# [EXERCISE INPUT]

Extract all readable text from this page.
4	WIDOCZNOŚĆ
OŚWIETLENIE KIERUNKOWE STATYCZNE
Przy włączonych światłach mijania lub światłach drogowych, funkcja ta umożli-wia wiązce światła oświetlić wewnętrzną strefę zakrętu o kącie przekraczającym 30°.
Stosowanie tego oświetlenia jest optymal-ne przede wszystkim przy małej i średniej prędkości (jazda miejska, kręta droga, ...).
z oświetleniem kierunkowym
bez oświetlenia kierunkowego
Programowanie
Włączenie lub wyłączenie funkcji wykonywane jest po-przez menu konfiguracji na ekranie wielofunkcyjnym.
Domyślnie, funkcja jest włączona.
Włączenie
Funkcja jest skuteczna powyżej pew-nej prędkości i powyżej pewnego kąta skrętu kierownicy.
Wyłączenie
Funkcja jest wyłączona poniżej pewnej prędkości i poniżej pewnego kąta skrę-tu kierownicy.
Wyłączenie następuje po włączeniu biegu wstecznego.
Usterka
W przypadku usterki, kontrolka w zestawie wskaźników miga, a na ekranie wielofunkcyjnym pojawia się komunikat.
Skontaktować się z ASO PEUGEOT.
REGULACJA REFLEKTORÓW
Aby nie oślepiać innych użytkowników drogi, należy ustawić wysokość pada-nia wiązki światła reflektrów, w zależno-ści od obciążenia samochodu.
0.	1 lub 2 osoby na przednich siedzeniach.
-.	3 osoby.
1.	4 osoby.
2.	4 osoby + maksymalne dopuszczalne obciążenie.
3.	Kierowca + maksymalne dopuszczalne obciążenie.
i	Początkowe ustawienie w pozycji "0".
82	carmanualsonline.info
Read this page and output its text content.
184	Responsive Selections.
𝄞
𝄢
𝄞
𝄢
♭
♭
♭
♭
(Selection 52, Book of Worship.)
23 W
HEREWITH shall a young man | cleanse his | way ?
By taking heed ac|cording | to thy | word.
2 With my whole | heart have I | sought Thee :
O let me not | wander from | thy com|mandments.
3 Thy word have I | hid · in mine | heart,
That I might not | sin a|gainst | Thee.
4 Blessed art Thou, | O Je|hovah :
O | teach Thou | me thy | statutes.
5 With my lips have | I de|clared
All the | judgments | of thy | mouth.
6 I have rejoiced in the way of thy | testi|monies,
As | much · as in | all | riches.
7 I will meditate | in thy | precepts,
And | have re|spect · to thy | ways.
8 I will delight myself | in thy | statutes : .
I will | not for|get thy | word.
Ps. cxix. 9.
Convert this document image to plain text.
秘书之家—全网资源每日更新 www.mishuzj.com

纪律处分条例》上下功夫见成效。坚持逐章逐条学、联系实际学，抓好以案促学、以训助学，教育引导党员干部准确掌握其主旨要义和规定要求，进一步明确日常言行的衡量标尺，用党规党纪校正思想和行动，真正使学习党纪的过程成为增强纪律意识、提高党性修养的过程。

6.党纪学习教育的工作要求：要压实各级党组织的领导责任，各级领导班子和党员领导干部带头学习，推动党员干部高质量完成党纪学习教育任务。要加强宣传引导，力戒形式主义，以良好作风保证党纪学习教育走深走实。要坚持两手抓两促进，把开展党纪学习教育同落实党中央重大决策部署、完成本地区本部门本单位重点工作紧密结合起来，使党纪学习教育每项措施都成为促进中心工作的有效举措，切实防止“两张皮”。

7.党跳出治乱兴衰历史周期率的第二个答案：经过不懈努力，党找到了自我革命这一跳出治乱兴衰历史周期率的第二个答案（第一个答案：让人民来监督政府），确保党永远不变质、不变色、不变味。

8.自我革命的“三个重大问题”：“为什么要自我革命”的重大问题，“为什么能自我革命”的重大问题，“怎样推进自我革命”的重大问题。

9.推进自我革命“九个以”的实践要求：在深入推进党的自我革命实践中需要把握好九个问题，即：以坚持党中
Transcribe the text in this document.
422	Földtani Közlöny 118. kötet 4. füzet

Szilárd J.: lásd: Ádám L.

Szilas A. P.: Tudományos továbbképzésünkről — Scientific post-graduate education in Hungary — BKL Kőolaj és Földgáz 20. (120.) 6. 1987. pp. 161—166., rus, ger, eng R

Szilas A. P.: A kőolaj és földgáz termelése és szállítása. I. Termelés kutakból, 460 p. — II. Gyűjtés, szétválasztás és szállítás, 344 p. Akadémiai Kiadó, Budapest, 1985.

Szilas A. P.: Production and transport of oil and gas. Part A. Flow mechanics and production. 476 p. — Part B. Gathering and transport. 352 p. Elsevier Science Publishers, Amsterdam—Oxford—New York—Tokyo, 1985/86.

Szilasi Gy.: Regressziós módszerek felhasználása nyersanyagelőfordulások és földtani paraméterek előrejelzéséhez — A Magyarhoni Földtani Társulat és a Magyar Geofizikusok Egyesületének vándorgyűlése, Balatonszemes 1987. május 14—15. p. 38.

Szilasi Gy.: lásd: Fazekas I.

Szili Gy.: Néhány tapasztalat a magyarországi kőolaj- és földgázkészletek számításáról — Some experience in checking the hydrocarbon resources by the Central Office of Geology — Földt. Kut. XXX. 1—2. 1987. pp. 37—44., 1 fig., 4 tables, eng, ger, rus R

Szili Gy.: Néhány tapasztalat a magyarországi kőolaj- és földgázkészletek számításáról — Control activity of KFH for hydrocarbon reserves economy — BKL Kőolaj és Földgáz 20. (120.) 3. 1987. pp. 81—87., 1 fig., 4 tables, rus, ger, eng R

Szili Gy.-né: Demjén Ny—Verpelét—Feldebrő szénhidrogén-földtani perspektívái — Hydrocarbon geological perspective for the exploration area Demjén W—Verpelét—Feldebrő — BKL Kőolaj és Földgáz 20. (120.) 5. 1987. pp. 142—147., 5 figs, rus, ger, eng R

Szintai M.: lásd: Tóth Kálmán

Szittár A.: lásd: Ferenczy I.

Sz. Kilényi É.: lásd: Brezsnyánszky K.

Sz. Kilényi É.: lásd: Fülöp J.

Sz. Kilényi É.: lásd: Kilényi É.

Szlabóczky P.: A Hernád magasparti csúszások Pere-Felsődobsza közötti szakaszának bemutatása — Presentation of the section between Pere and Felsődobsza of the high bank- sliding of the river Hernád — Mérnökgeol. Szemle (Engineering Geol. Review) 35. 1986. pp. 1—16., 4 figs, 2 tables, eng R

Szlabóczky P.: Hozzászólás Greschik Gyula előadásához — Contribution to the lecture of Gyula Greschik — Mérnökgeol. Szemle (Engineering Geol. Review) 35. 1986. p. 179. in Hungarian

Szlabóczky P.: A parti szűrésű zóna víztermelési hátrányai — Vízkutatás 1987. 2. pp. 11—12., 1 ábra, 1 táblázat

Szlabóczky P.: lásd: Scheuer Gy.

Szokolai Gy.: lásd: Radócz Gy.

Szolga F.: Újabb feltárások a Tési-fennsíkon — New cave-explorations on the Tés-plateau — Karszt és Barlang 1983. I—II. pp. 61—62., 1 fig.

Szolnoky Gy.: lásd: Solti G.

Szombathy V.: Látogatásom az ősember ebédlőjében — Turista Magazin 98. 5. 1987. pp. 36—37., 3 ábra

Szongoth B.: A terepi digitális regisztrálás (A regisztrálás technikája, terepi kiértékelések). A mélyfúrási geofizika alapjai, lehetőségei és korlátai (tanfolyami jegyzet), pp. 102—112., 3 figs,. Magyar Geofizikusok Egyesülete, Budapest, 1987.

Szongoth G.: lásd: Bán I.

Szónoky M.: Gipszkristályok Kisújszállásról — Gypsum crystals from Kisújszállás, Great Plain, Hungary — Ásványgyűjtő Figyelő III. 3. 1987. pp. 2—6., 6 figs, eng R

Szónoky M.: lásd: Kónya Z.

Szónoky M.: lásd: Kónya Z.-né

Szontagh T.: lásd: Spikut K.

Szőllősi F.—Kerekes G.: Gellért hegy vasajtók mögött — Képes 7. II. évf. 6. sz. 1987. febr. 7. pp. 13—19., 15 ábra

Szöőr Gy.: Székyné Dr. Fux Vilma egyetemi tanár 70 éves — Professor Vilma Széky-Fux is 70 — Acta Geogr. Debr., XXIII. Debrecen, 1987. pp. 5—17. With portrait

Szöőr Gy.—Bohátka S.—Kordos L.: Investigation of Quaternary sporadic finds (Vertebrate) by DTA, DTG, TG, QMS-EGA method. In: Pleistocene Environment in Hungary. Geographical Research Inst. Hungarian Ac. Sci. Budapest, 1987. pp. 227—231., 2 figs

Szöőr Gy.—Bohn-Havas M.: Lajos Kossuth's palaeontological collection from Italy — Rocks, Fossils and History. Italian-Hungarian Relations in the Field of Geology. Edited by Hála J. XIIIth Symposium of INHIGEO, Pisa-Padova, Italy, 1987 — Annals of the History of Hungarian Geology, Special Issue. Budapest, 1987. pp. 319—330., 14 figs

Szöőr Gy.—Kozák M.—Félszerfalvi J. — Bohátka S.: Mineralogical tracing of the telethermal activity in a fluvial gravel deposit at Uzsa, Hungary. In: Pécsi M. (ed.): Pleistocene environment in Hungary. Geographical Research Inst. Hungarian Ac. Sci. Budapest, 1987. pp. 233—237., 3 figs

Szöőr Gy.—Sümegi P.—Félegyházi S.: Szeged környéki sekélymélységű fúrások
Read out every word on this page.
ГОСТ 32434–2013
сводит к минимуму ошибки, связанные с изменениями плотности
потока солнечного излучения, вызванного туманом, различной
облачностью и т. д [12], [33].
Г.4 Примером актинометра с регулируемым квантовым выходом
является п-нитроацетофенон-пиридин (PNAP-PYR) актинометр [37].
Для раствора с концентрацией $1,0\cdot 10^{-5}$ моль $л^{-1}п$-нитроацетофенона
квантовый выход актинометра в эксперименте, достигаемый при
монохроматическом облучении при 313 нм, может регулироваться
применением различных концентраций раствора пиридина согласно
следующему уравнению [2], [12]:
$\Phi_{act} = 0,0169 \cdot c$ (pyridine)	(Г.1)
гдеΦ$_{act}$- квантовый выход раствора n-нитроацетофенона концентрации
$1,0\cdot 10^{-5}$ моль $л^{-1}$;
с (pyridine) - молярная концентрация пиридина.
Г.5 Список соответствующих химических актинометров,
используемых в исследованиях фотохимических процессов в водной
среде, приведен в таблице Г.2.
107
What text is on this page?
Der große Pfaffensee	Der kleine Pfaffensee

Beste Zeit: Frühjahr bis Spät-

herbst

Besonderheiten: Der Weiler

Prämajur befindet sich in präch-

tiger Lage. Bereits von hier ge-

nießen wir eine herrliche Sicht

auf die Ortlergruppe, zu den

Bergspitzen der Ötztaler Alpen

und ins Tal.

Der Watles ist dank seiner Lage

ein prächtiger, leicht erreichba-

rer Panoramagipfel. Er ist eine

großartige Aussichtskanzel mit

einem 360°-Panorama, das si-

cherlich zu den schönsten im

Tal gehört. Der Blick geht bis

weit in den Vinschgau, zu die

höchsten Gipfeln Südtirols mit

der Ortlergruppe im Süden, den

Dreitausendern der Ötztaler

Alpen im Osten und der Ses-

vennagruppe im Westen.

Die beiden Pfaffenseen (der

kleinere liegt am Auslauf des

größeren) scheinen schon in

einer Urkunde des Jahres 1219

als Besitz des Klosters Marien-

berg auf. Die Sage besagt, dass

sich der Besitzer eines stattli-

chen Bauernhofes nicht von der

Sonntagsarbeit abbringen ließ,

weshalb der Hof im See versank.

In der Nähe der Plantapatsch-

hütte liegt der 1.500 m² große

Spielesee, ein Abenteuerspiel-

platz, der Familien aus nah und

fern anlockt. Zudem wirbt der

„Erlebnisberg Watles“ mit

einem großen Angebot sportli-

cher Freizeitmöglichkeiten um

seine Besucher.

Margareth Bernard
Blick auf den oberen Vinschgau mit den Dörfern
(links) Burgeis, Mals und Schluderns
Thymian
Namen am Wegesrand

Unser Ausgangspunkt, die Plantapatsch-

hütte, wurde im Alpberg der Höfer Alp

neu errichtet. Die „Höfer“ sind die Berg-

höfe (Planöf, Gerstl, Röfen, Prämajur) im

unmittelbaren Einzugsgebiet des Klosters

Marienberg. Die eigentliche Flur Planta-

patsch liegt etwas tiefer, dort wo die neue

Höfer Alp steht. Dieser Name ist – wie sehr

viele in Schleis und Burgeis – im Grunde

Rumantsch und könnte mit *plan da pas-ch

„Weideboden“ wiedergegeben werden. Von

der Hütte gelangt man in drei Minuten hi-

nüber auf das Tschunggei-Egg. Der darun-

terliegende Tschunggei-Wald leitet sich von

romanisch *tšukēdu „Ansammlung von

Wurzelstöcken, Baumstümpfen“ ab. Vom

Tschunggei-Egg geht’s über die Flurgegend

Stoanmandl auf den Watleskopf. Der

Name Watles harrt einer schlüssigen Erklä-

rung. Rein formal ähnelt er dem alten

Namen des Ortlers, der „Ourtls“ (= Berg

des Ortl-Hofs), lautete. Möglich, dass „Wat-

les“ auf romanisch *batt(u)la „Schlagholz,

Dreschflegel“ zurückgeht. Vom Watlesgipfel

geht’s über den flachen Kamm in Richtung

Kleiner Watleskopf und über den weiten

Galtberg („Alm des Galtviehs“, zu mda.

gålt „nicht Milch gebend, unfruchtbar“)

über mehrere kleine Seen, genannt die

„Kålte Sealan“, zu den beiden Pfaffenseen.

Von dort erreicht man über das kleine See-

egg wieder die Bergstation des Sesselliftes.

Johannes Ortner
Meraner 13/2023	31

# [TASK PROMPT]
Go through the records and gather the lines that hold "page".

# [COMPLETED TASK]
Extract all readable text from this page.
Read this page and output its text content.
Read out every word on this page.
What text is on this page?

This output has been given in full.